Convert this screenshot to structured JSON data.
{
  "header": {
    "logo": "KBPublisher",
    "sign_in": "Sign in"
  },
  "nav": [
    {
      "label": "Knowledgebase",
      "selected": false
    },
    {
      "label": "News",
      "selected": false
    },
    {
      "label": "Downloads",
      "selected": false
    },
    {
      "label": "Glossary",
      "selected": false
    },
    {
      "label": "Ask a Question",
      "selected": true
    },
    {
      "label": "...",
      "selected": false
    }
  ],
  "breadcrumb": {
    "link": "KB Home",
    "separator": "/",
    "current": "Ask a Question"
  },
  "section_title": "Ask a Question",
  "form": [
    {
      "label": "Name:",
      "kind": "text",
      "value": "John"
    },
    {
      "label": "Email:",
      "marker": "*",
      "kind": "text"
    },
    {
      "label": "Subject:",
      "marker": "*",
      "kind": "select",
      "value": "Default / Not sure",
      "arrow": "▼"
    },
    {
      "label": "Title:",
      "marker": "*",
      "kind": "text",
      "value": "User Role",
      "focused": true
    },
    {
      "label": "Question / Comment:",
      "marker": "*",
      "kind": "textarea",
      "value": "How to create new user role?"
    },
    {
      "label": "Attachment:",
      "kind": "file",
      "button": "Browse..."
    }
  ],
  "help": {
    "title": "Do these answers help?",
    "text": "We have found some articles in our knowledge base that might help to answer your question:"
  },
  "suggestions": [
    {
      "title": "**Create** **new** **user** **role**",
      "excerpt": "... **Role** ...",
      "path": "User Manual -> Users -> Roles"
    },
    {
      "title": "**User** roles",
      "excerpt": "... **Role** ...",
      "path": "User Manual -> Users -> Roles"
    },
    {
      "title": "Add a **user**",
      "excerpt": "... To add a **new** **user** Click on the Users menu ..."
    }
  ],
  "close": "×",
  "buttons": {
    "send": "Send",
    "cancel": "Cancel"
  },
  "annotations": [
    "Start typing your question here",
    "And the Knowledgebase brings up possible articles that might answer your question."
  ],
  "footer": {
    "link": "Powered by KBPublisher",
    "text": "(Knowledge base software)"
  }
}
--------
_Given task_:
Repeat the lines above exactly.

_Response to the exercise_:
Convert this screenshot to structured JSON data.
{
  "header": {
    "logo": "KBPublisher",
    "sign_in": "Sign in"
  },
  "nav": [
    {
      "label": "Knowledgebase",
      "selected": false
    },
    {
      "label": "News",
      "selected": false
    },
    {
      "label": "Downloads",
      "selected": false
    },
    {
      "label": "Glossary",
      "selected": false
    },
    {
      "label": "Ask a Question",
      "selected": true
    },
    {
      "label": "...",
      "selected": false
    }
  ],
  "breadcrumb": {
    "link": "KB Home",
    "separator": "/",
    "current": "Ask a Question"
  },
  "section_title": "Ask a Question",
  "form": [
    {
      "label": "Name:",
      "kind": "text",
      "value": "John"
    },
    {
      "label": "Email:",
      "marker": "*",
      "kind": "text"
    },
    {
      "label": "Subject:",
      "marker": "*",
      "kind": "select",
      "value": "Default / Not sure",
      "arrow": "▼"
    },
    {
      "label": "Title:",
      "marker": "*",
      "kind": "text",
      "value": "User Role",
      "focused": true
    },
    {
      "label": "Question / Comment:",
      "marker": "*",
      "kind": "textarea",
      "value": "How to create new user role?"
    },
    {
      "label": "Attachment:",
      "kind": "file",
      "button": "Browse..."
    }
  ],
  "help": {
    "title": "Do these answers help?",
    "text": "We have found some articles in our knowledge base that might help to answer your question:"
  },
  "suggestions": [
    {
      "title": "**Create** **new** **user** **role**",
      "excerpt": "... **Role** ...",
      "path": "User Manual -> Users -> Roles"
    },
    {
      "title": "**User** roles",
      "excerpt": "... **Role** ...",
      "path": "User Manual -> Users -> Roles"
    },
    {
      "title": "Add a **user**",
      "excerpt": "... To add a **new** **user** Click on the Users menu ..."
    }
  ],
  "close": "×",
  "buttons": {
    "send": "Send",
    "cancel": "Cancel"
  },
  "annotations": [
    "Start typing your question here",
    "And the Knowledgebase brings up possible articles that might answer your question."
  ],
  "footer": {
    "link": "Powered by KBPublisher",
    "text": "(Knowledge base software)"
  }
}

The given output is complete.